§ THE REQUEST:
Find each line containing the string "generated" and return it.
>>>
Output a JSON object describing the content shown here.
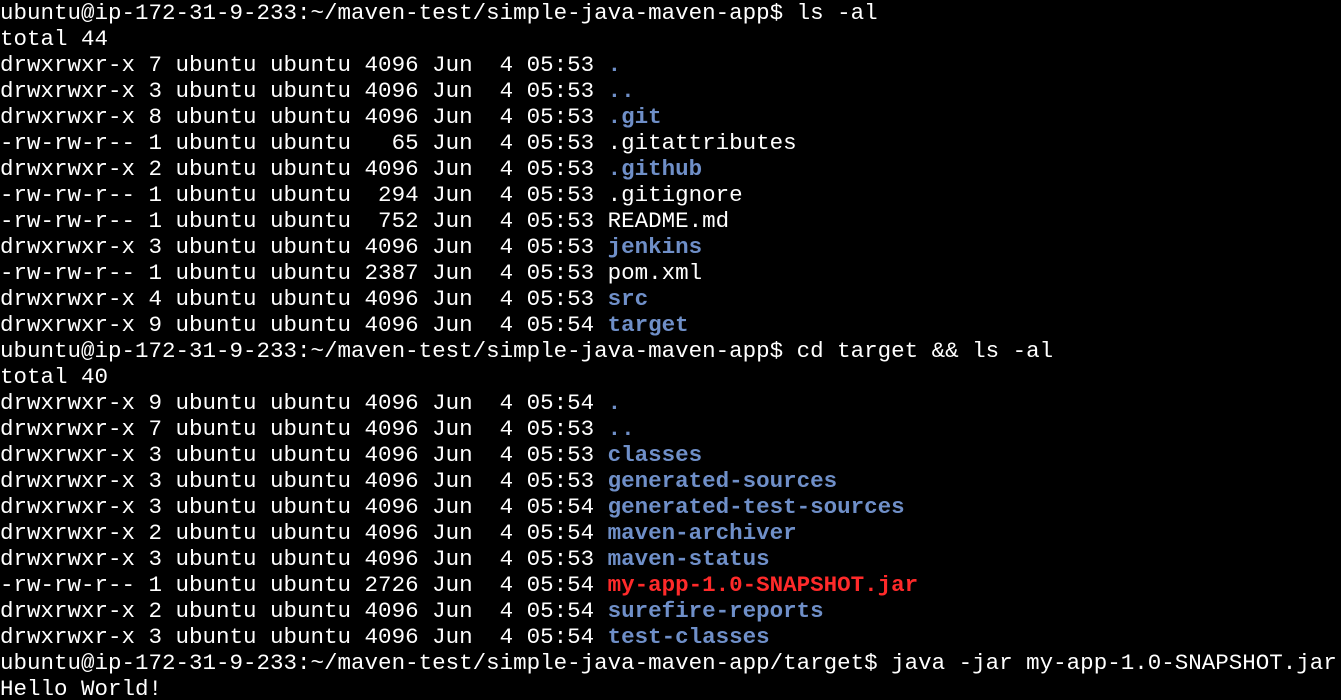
{
  "terminal": {
    "colors": {
      "background": "#000000",
      "foreground": "#ffffff",
      "directory": "#6f8fc8",
      "highlight_file": "#ff2a2a"
    },
    "lines": [
      {
        "kind": "prompt",
        "prompt": "ubuntu@ip-172-31-9-233:~/maven-test/simple-java-maven-app$ ",
        "command": "ls -al"
      },
      {
        "kind": "text",
        "text": "total 44"
      },
      {
        "kind": "entry",
        "meta": "drwxrwxr-x 7 ubuntu ubuntu 4096 Jun  4 05:53 ",
        "name": ".",
        "type": "dir"
      },
      {
        "kind": "entry",
        "meta": "drwxrwxr-x 3 ubuntu ubuntu 4096 Jun  4 05:53 ",
        "name": "..",
        "type": "dir"
      },
      {
        "kind": "entry",
        "meta": "drwxrwxr-x 8 ubuntu ubuntu 4096 Jun  4 05:53 ",
        "name": ".git",
        "type": "dir"
      },
      {
        "kind": "entry",
        "meta": "-rw-rw-r-- 1 ubuntu ubuntu   65 Jun  4 05:53 ",
        "name": ".gitattributes",
        "type": "file"
      },
      {
        "kind": "entry",
        "meta": "drwxrwxr-x 2 ubuntu ubuntu 4096 Jun  4 05:53 ",
        "name": ".github",
        "type": "dir"
      },
      {
        "kind": "entry",
        "meta": "-rw-rw-r-- 1 ubuntu ubuntu  294 Jun  4 05:53 ",
        "name": ".gitignore",
        "type": "file"
      },
      {
        "kind": "entry",
        "meta": "-rw-rw-r-- 1 ubuntu ubuntu  752 Jun  4 05:53 ",
        "name": "README.md",
        "type": "file"
      },
      {
        "kind": "entry",
        "meta": "drwxrwxr-x 3 ubuntu ubuntu 4096 Jun  4 05:53 ",
        "name": "jenkins",
        "type": "dir"
      },
      {
        "kind": "entry",
        "meta": "-rw-rw-r-- 1 ubuntu ubuntu 2387 Jun  4 05:53 ",
        "name": "pom.xml",
        "type": "file"
      },
      {
        "kind": "entry",
        "meta": "drwxrwxr-x 4 ubuntu ubuntu 4096 Jun  4 05:53 ",
        "name": "src",
        "type": "dir"
      },
      {
        "kind": "entry",
        "meta": "drwxrwxr-x 9 ubuntu ubuntu 4096 Jun  4 05:54 ",
        "name": "target",
        "type": "dir"
      },
      {
        "kind": "prompt",
        "prompt": "ubuntu@ip-172-31-9-233:~/maven-test/simple-java-maven-app$ ",
        "command": "cd target && ls -al"
      },
      {
        "kind": "text",
        "text": "total 40"
      },
      {
        "kind": "entry",
        "meta": "drwxrwxr-x 9 ubuntu ubuntu 4096 Jun  4 05:54 ",
        "name": ".",
        "type": "dir"
      },
      {
        "kind": "entry",
        "meta": "drwxrwxr-x 7 ubuntu ubuntu 4096 Jun  4 05:53 ",
        "name": "..",
        "type": "dir"
      },
      {
        "kind": "entry",
        "meta": "drwxrwxr-x 3 ubuntu ubuntu 4096 Jun  4 05:53 ",
        "name": "classes",
        "type": "dir"
      },
      {
        "kind": "entry",
        "meta": "drwxrwxr-x 3 ubuntu ubuntu 4096 Jun  4 05:53 ",
        "name": "generated-sources",
        "type": "dir"
      },
      {
        "kind": "entry",
        "meta": "drwxrwxr-x 3 ubuntu ubuntu 4096 Jun  4 05:54 ",
        "name": "generated-test-sources",
        "type": "dir"
      },
      {
        "kind": "entry",
        "meta": "drwxrwxr-x 2 ubuntu ubuntu 4096 Jun  4 05:54 ",
        "name": "maven-archiver",
        "type": "dir"
      },
      {
        "kind": "entry",
        "meta": "drwxrwxr-x 3 ubuntu ubuntu 4096 Jun  4 05:53 ",
        "name": "maven-status",
        "type": "dir"
      },
      {
        "kind": "entry",
        "meta": "-rw-rw-r-- 1 ubuntu ubuntu 2726 Jun  4 05:54 ",
        "name": "my-app-1.0-SNAPSHOT.jar",
        "type": "jar"
      },
      {
        "kind": "entry",
        "meta": "drwxrwxr-x 2 ubuntu ubuntu 4096 Jun  4 05:54 ",
        "name": "surefire-reports",
        "type": "dir"
      },
      {
        "kind": "entry",
        "meta": "drwxrwxr-x 3 ubuntu ubuntu 4096 Jun  4 05:54 ",
        "name": "test-classes",
        "type": "dir"
      },
      {
        "kind": "prompt",
        "prompt": "ubuntu@ip-172-31-9-233:~/maven-test/simple-java-maven-app/target$ ",
        "command": "java -jar my-app-1.0-SNAPSHOT.jar"
      },
      {
        "kind": "text",
        "text": "Hello World!"
      }
    ]
  }
}
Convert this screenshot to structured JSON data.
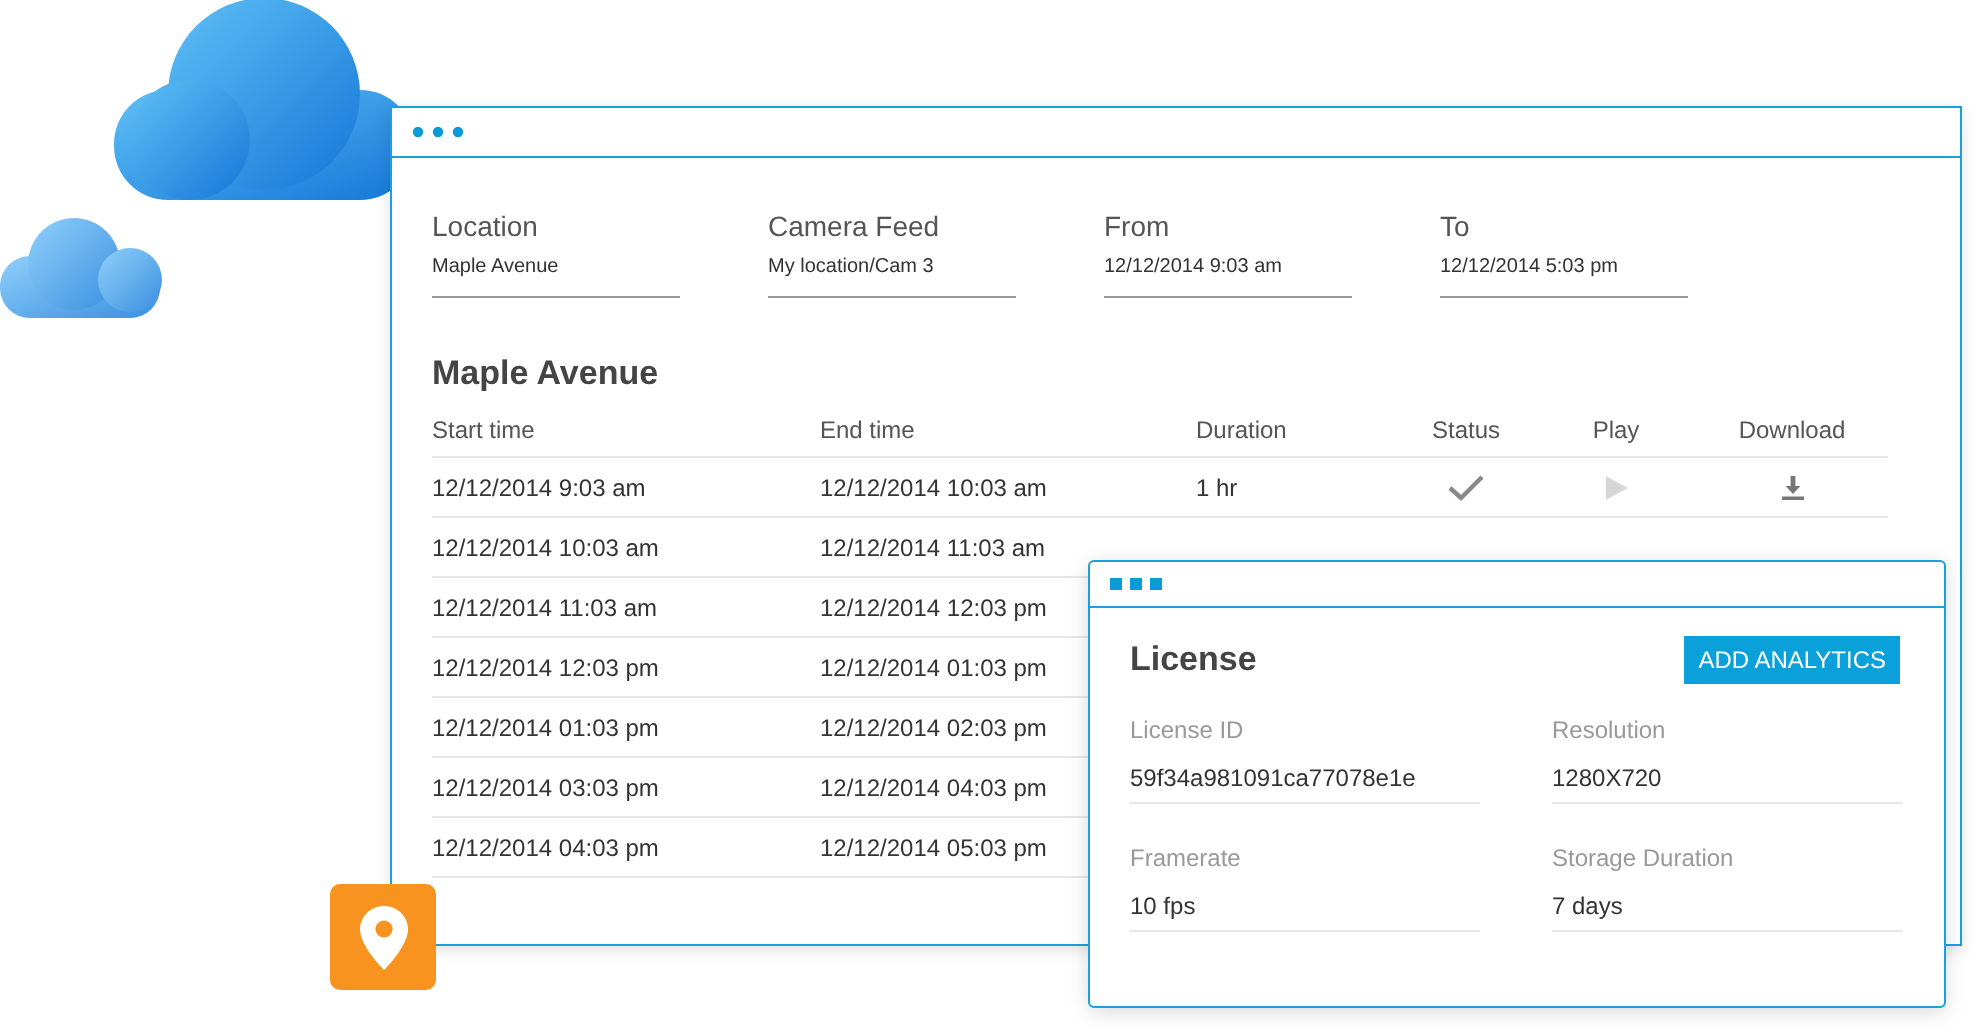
{
  "filters": [
    {
      "label": "Location",
      "value": "Maple Avenue"
    },
    {
      "label": "Camera Feed",
      "value": "My location/Cam 3"
    },
    {
      "label": "From",
      "value": "12/12/2014 9:03 am"
    },
    {
      "label": "To",
      "value": "12/12/2014 5:03 pm"
    }
  ],
  "table": {
    "title": "Maple Avenue",
    "columns": [
      "Start time",
      "End time",
      "Duration",
      "Status",
      "Play",
      "Download"
    ],
    "rows": [
      {
        "start": "12/12/2014 9:03 am",
        "end": "12/12/2014 10:03 am",
        "duration": "1 hr",
        "done": true
      },
      {
        "start": "12/12/2014 10:03 am",
        "end": "12/12/2014 11:03 am"
      },
      {
        "start": "12/12/2014 11:03 am",
        "end": "12/12/2014 12:03 pm"
      },
      {
        "start": "12/12/2014 12:03 pm",
        "end": "12/12/2014 01:03 pm"
      },
      {
        "start": "12/12/2014 01:03 pm",
        "end": "12/12/2014 02:03 pm"
      },
      {
        "start": "12/12/2014 03:03 pm",
        "end": "12/12/2014 04:03 pm"
      },
      {
        "start": "12/12/2014 04:03 pm",
        "end": "12/12/2014 05:03 pm"
      }
    ]
  },
  "license": {
    "title": "License",
    "button": "ADD ANALYTICS",
    "fields": [
      {
        "label": "License ID",
        "value": "59f34a981091ca77078e1e"
      },
      {
        "label": "Resolution",
        "value": "1280X720"
      },
      {
        "label": "Framerate",
        "value": "10 fps"
      },
      {
        "label": "Storage Duration",
        "value": "7 days"
      }
    ]
  }
}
<<<
§ TASK ANSWER:
        "name": "generated-sources",
        "name": "generated-test-sources",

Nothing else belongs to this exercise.